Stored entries
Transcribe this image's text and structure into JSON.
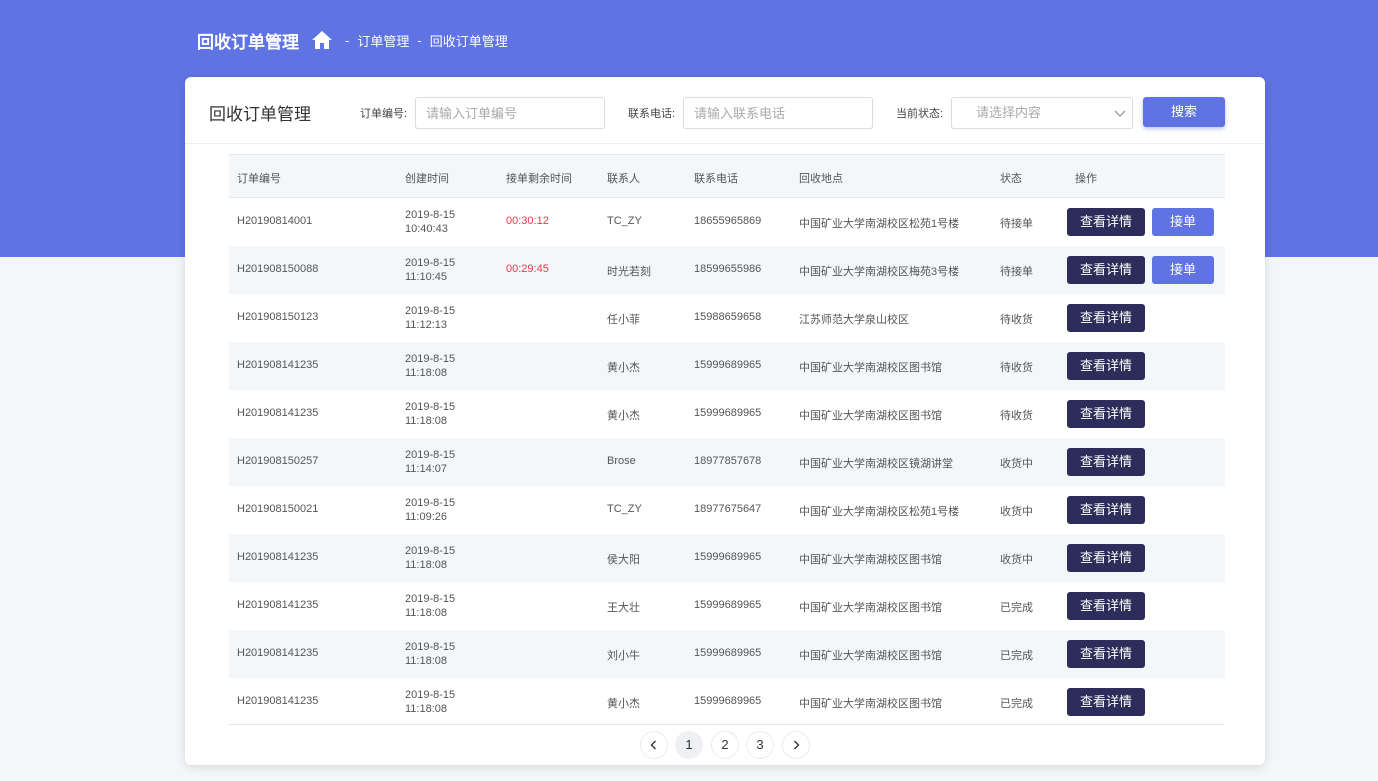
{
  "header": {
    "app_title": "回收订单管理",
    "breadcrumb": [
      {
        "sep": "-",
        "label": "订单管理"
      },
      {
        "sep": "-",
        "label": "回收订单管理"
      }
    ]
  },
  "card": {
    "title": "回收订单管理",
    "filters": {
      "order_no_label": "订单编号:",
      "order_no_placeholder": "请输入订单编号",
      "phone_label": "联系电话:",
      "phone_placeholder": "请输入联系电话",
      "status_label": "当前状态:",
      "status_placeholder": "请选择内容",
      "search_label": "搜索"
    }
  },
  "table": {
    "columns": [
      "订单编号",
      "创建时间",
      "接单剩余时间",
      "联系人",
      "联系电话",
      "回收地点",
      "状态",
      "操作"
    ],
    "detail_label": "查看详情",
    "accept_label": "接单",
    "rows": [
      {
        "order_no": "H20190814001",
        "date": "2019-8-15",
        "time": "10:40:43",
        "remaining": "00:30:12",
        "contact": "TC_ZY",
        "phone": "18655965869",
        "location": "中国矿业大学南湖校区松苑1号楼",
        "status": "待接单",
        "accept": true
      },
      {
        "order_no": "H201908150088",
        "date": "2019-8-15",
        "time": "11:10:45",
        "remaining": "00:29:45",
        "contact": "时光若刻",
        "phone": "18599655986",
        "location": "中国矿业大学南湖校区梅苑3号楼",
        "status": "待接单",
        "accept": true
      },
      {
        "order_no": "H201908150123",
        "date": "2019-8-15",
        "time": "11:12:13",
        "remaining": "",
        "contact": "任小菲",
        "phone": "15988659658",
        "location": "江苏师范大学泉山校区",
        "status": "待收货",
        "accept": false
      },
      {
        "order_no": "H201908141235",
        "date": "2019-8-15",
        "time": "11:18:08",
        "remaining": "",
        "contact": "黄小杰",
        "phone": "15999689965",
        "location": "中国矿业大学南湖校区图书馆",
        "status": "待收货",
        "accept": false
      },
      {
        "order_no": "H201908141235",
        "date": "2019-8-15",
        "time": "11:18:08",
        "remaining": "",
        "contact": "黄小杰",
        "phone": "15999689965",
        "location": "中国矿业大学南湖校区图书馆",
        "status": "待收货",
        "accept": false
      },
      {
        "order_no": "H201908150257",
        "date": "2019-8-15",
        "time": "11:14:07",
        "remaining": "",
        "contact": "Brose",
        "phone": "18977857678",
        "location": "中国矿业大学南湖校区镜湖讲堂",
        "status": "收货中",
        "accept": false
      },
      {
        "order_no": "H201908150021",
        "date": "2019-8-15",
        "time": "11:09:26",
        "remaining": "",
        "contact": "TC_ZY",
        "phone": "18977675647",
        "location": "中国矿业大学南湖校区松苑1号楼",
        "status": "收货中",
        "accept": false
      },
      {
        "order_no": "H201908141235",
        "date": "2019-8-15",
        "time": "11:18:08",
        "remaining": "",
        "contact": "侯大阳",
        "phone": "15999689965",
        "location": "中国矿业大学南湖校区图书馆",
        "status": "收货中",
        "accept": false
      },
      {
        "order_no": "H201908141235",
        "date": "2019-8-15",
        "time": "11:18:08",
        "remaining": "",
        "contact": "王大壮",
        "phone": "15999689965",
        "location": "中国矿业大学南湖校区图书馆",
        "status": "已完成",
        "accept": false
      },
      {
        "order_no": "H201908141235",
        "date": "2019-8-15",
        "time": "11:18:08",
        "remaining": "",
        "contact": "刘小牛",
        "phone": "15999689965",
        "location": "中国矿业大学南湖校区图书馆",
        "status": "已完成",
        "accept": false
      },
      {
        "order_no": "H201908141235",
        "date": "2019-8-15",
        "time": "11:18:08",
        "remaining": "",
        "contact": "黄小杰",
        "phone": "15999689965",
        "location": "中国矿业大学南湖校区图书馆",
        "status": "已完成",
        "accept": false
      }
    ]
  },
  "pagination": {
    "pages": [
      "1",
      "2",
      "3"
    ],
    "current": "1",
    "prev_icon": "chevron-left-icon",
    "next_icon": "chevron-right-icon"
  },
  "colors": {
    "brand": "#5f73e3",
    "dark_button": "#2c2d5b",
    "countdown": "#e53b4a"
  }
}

▶ _Task objective_: Write out every line of the entries that holds the word "chevron".

▶ _Complete answer_:
    "prev_icon": "chevron-left-icon",
    "next_icon": "chevron-right-icon"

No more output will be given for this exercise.